» **WRITTEN INSTRUCTION**
Return the records exactly as they are.

** start of DATA ENTRIES **

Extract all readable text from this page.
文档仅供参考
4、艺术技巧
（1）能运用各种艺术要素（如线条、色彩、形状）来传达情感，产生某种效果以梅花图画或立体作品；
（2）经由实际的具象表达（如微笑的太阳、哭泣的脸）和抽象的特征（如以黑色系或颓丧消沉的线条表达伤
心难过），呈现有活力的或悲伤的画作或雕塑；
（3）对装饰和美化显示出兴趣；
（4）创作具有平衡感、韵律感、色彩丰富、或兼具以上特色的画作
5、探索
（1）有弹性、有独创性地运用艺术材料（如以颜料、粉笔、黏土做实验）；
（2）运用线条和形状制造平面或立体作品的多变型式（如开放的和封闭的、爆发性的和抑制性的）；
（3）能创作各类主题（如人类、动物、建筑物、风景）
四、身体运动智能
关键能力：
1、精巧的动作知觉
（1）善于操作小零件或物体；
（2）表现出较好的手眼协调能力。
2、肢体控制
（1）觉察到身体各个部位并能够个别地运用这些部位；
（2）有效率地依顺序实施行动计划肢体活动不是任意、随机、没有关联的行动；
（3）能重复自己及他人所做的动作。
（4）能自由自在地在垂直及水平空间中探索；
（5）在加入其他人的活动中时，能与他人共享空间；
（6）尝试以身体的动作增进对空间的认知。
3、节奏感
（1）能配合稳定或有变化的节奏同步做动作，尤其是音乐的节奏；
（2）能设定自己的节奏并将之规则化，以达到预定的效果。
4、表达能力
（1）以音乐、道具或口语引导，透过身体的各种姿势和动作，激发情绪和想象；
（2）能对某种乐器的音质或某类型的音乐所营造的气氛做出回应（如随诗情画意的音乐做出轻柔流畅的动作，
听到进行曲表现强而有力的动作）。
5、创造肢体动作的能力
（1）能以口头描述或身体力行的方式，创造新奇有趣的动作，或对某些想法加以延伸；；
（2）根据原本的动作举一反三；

** end of DATA ENTRIES **

» **FINAL RESULT**
Extract all readable text from this page.
文档仅供参考
4、艺术技巧
（1）能运用各种艺术要素（如线条、色彩、形状）来传达情感，产生某种效果以梅花图画或立体作品；
（2）经由实际的具象表达（如微笑的太阳、哭泣的脸）和抽象的特征（如以黑色系或颓丧消沉的线条表达伤
心难过），呈现有活力的或悲伤的画作或雕塑；
（3）对装饰和美化显示出兴趣；
（4）创作具有平衡感、韵律感、色彩丰富、或兼具以上特色的画作
5、探索
（1）有弹性、有独创性地运用艺术材料（如以颜料、粉笔、黏土做实验）；
（2）运用线条和形状制造平面或立体作品的多变型式（如开放的和封闭的、爆发性的和抑制性的）；
（3）能创作各类主题（如人类、动物、建筑物、风景）
四、身体运动智能
关键能力：
1、精巧的动作知觉
（1）善于操作小零件或物体；
（2）表现出较好的手眼协调能力。
2、肢体控制
（1）觉察到身体各个部位并能够个别地运用这些部位；
（2）有效率地依顺序实施行动计划肢体活动不是任意、随机、没有关联的行动；
（3）能重复自己及他人所做的动作。
（4）能自由自在地在垂直及水平空间中探索；
（5）在加入其他人的活动中时，能与他人共享空间；
（6）尝试以身体的动作增进对空间的认知。
3、节奏感
（1）能配合稳定或有变化的节奏同步做动作，尤其是音乐的节奏；
（2）能设定自己的节奏并将之规则化，以达到预定的效果。
4、表达能力
（1）以音乐、道具或口语引导，透过身体的各种姿势和动作，激发情绪和想象；
（2）能对某种乐器的音质或某类型的音乐所营造的气氛做出回应（如随诗情画意的音乐做出轻柔流畅的动作，
听到进行曲表现强而有力的动作）。
5、创造肢体动作的能力
（1）能以口头描述或身体力行的方式，创造新奇有趣的动作，或对某些想法加以延伸；；
（2）根据原本的动作举一反三；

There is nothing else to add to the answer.